• **Work instructions**
Repeat every record exactly, but keep images out of the copy.

— Start of Dataset excerpts —

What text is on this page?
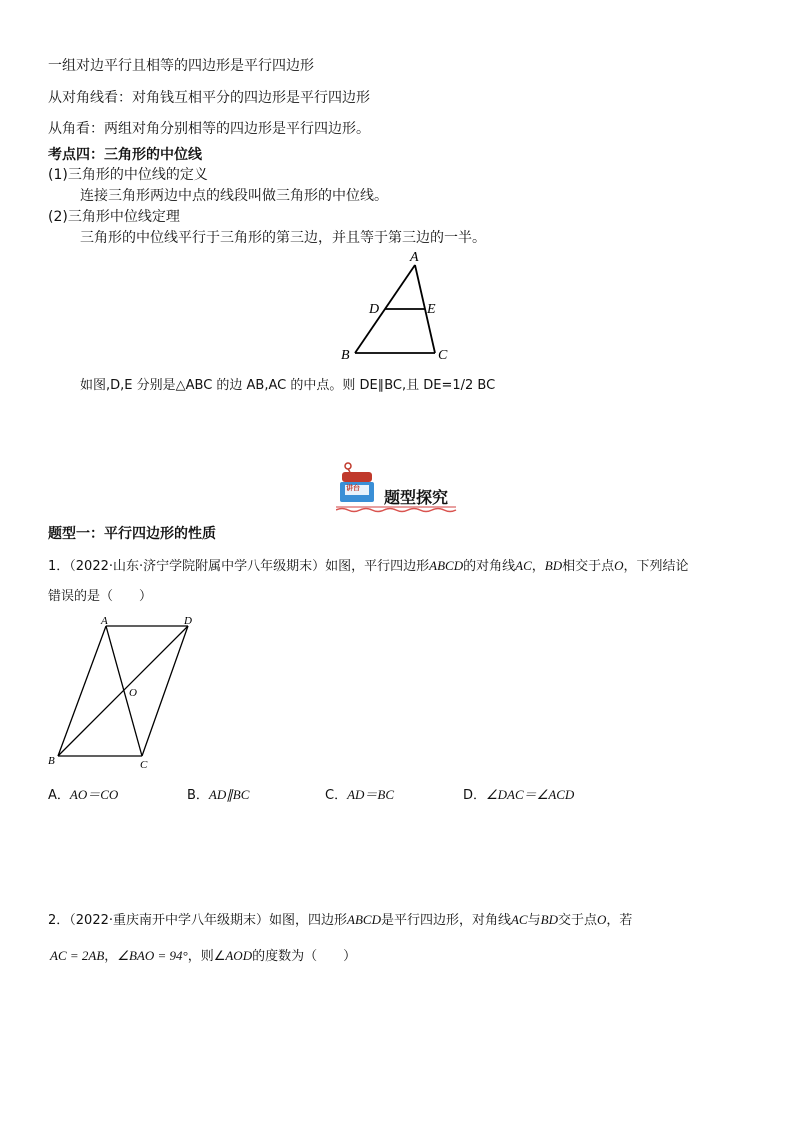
一组对边平行且相等的四边形是平行四边形
从对角线看：对角钱互相平分的四边形是平行四边形
从角看：两组对角分别相等的四边形是平行四边形。
考点四：三角形的中位线
(1)三角形的中位线的定义
连接三角形两边中点的线段叫做三角形的中位线。
(2)三角形中位线定理
三角形的中位线平行于三角形的第三边，并且等于第三边的一半。
A
D	E
B	C
如图,D,E 分别是△ABC 的边 AB,AC 的中点。则 DE∥BC,且 DE=1/2 BC
讲台 题型探究
题型一：平行四边形的性质
1．（2022·山东·济宁学院附属中学八年级期末）如图，平行四边形ABCD的对角线AC，BD相交于点O，下列结论
错误的是（　　）
A	D
O
B	C
A．AO＝CO	B．AD∥BC	C．AD＝BC	D．∠DAC＝∠ACD
2．（2022·重庆南开中学八年级期末）如图，四边形ABCD是平行四边形，对角线AC与BD交于点O，若
AC = 2AB，∠BAO = 94°，则∠AOD的度数为（　　）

— End of Dataset excerpts —

• **Solution for this task**
What text is on this page?
一组对边平行且相等的四边形是平行四边形
从对角线看：对角钱互相平分的四边形是平行四边形
从角看：两组对角分别相等的四边形是平行四边形。
考点四：三角形的中位线
(1)三角形的中位线的定义
连接三角形两边中点的线段叫做三角形的中位线。
(2)三角形中位线定理
三角形的中位线平行于三角形的第三边，并且等于第三边的一半。
A
D	E
B	C
如图,D,E 分别是△ABC 的边 AB,AC 的中点。则 DE∥BC,且 DE=1/2 BC
讲台 题型探究
题型一：平行四边形的性质
1．（2022·山东·济宁学院附属中学八年级期末）如图，平行四边形ABCD的对角线AC，BD相交于点O，下列结论
错误的是（　　）
A	D
O
B	C
A．AO＝CO	B．AD∥BC	C．AD＝BC	D．∠DAC＝∠ACD
2．（2022·重庆南开中学八年级期末）如图，四边形ABCD是平行四边形，对角线AC与BD交于点O，若
AC = 2AB，∠BAO = 94°，则∠AOD的度数为（　　）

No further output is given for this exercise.